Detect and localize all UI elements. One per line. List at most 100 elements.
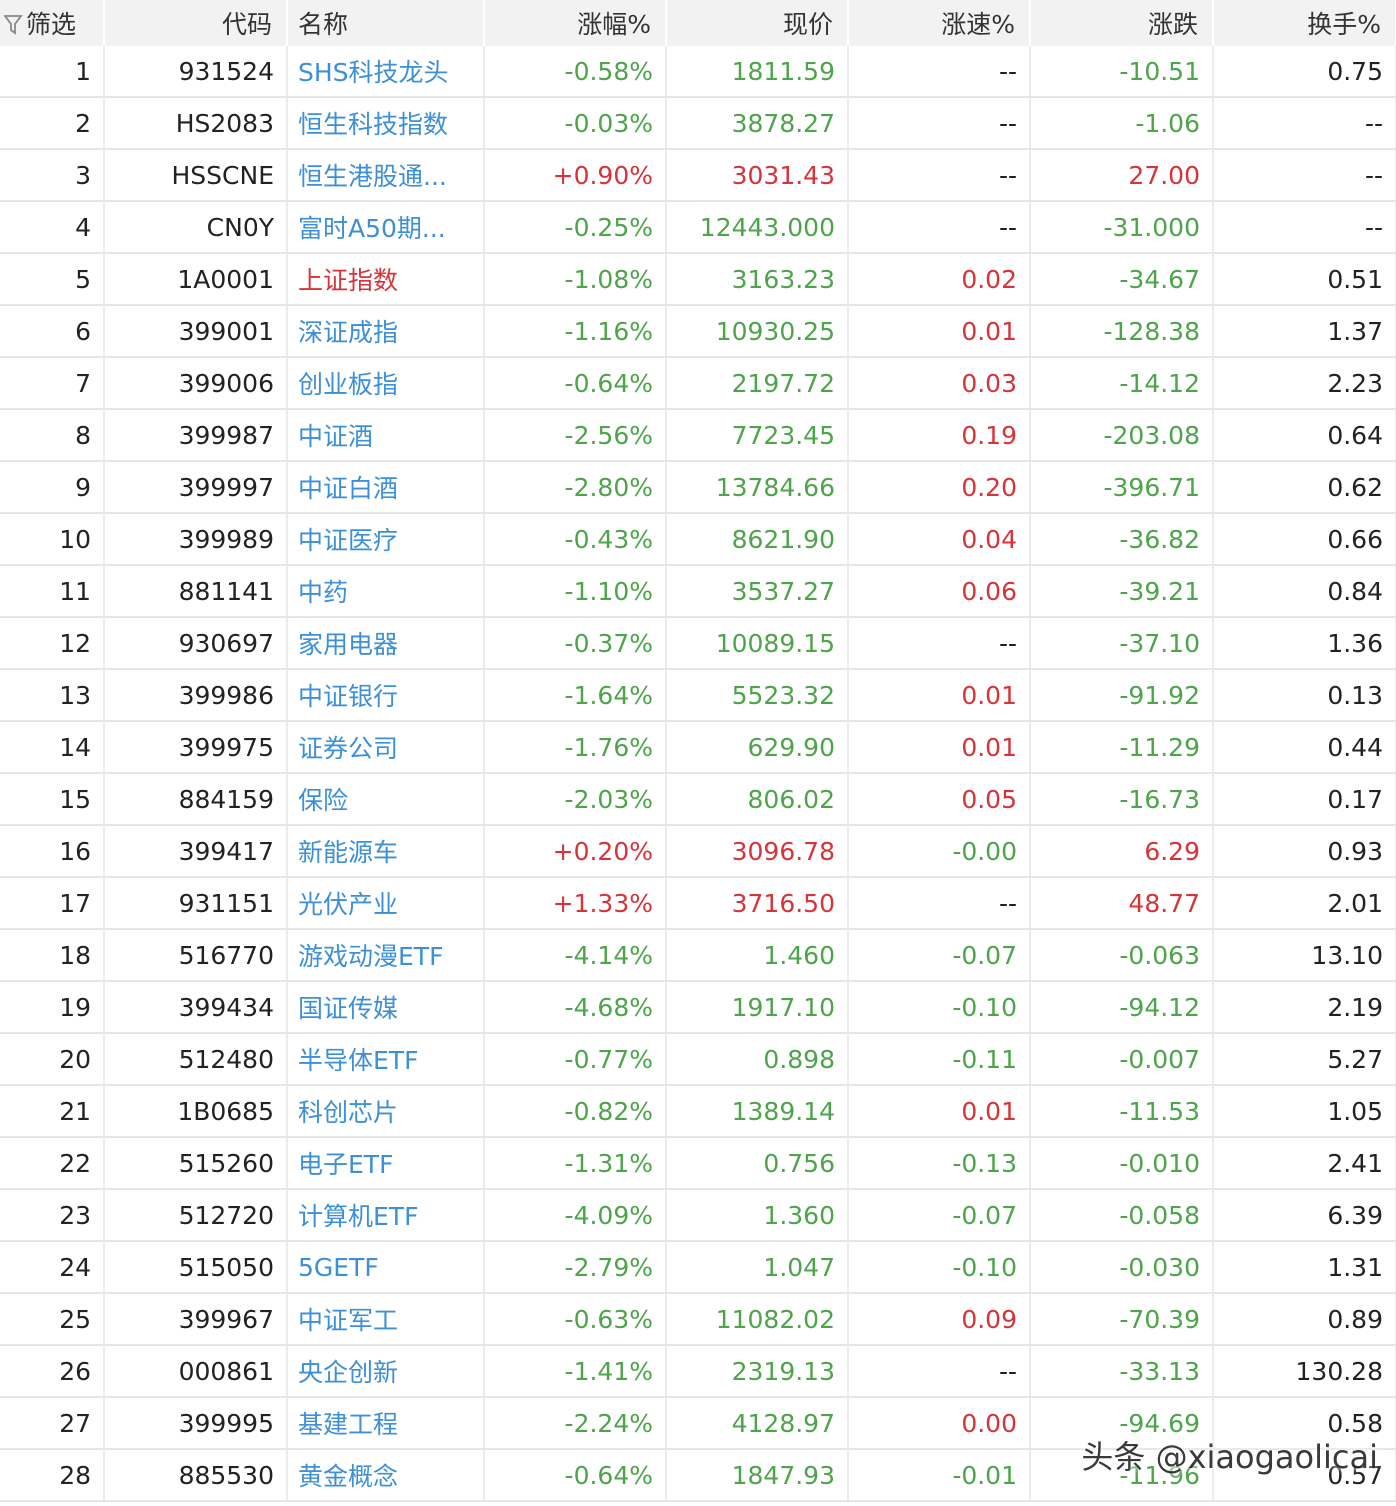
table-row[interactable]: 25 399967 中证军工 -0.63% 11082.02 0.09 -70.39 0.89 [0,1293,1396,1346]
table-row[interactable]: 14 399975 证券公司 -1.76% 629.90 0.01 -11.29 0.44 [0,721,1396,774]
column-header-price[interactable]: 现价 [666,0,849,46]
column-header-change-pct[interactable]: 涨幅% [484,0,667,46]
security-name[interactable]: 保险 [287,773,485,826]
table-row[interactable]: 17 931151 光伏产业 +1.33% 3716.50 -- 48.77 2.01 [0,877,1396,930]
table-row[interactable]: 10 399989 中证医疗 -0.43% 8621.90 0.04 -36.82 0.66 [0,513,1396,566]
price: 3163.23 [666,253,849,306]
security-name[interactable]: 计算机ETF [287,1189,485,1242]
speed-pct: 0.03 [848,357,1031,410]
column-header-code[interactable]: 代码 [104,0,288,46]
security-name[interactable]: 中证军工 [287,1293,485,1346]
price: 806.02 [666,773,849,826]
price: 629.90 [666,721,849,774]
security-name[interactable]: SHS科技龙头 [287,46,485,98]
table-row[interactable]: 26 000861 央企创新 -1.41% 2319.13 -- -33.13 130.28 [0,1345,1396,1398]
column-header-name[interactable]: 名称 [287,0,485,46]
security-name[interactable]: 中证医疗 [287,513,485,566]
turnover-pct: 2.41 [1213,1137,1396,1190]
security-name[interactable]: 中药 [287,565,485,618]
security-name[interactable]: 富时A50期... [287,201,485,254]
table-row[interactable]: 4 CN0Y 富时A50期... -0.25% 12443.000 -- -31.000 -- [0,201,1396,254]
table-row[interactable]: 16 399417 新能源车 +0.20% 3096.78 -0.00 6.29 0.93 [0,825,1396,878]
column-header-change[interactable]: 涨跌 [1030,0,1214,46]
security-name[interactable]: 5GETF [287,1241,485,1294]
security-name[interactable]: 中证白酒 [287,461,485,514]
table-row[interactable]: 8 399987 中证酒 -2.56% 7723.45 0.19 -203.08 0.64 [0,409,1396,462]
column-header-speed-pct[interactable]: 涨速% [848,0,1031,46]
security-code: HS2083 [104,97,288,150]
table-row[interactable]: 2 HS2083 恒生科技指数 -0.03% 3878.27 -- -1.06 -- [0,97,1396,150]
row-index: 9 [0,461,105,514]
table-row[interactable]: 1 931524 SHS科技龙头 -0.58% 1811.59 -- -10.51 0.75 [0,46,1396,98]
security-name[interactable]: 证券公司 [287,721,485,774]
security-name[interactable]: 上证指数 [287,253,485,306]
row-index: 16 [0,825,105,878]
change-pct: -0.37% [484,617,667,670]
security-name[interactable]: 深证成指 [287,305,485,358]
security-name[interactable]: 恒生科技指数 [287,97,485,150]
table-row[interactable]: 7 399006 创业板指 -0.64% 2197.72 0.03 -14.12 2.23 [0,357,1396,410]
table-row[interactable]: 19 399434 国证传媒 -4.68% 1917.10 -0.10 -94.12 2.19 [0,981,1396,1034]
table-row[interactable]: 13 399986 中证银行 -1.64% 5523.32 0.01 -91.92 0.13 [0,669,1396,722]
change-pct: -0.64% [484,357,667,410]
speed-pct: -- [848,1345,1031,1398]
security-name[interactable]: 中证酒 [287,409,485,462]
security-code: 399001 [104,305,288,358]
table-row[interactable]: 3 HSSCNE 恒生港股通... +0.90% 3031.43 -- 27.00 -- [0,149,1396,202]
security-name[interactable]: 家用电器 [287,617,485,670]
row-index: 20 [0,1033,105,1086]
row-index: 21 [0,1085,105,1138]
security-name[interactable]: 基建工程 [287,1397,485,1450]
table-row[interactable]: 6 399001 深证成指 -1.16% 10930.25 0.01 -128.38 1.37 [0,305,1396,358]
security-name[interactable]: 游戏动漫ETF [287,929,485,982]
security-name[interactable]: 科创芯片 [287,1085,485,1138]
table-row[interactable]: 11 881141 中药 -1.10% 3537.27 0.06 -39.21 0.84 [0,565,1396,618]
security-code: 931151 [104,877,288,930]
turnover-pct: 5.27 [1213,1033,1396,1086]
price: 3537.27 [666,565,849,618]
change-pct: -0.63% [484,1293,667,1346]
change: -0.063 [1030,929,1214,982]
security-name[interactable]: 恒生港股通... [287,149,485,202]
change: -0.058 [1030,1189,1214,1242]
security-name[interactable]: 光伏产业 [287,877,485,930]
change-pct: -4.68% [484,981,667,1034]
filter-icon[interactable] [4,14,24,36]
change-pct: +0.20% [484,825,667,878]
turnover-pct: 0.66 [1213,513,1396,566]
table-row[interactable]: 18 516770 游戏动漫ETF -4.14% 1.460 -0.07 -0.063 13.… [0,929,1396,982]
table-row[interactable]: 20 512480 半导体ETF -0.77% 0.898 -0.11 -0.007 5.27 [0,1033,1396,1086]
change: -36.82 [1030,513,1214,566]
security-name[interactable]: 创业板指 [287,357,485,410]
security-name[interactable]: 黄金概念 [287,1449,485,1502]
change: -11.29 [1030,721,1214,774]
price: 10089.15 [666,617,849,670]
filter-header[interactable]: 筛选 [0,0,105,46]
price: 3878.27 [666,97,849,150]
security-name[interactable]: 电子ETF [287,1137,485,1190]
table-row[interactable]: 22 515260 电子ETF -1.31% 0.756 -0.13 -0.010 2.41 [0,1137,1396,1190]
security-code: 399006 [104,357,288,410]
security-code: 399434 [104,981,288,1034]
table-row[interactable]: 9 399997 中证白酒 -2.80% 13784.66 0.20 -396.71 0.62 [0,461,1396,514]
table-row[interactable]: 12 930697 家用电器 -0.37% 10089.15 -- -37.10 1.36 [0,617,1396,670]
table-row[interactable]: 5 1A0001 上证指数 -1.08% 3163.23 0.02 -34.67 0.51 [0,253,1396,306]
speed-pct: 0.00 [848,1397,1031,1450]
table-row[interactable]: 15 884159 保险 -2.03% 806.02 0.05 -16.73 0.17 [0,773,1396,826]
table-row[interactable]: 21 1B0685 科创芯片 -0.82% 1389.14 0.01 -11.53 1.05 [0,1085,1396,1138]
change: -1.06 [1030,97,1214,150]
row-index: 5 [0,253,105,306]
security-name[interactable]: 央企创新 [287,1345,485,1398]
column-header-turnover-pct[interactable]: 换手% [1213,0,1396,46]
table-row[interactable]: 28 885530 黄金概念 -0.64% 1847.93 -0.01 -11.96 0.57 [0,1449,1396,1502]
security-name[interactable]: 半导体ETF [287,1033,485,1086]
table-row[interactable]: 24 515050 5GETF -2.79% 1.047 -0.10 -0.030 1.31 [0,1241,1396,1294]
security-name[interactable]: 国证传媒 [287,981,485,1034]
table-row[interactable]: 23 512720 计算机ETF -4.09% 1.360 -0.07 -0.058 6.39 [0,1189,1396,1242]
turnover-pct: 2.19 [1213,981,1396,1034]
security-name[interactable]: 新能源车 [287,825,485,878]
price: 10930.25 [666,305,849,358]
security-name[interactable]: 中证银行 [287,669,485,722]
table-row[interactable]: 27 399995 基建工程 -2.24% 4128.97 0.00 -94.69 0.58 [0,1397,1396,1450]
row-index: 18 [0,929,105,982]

---

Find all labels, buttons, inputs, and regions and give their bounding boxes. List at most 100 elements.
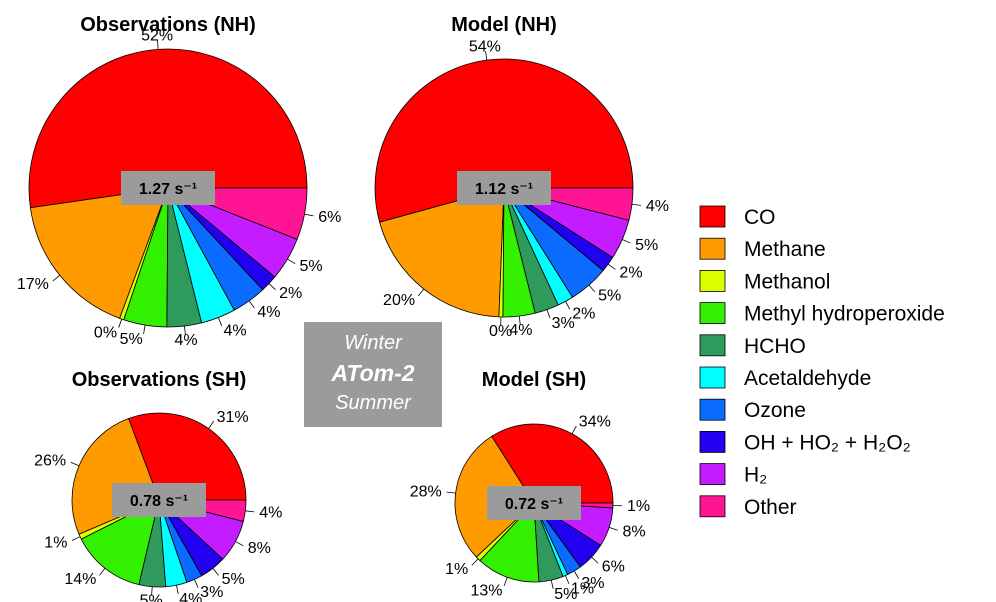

— Stated task —
In the records above, reproduce verbatim the part that opens with the line containing "Detect and localize" and closes with the line containing "table-row[interactable]: 10 399989", including both of those lines and omitting the picture.

— Written response —
Detect and localize all UI elements. One per line. List at most 100 elements.
table-row[interactable]: 25 399967 中证军工 -0.63% 11082.02 0.09 -70.39 0.89 [0,1293,1396,1346]
table-row[interactable]: 14 399975 证券公司 -1.76% 629.90 0.01 -11.29 0.44 [0,721,1396,774]
column-header-price[interactable]: 现价 [666,0,849,46]
column-header-change-pct[interactable]: 涨幅% [484,0,667,46]
security-name[interactable]: 保险 [287,773,485,826]
table-row[interactable]: 17 931151 光伏产业 +1.33% 3716.50 -- 48.77 2.01 [0,877,1396,930]
table-row[interactable]: 10 399989 中证医疗 -0.43% 8621.90 0.04 -36.82 0.66 [0,513,1396,566]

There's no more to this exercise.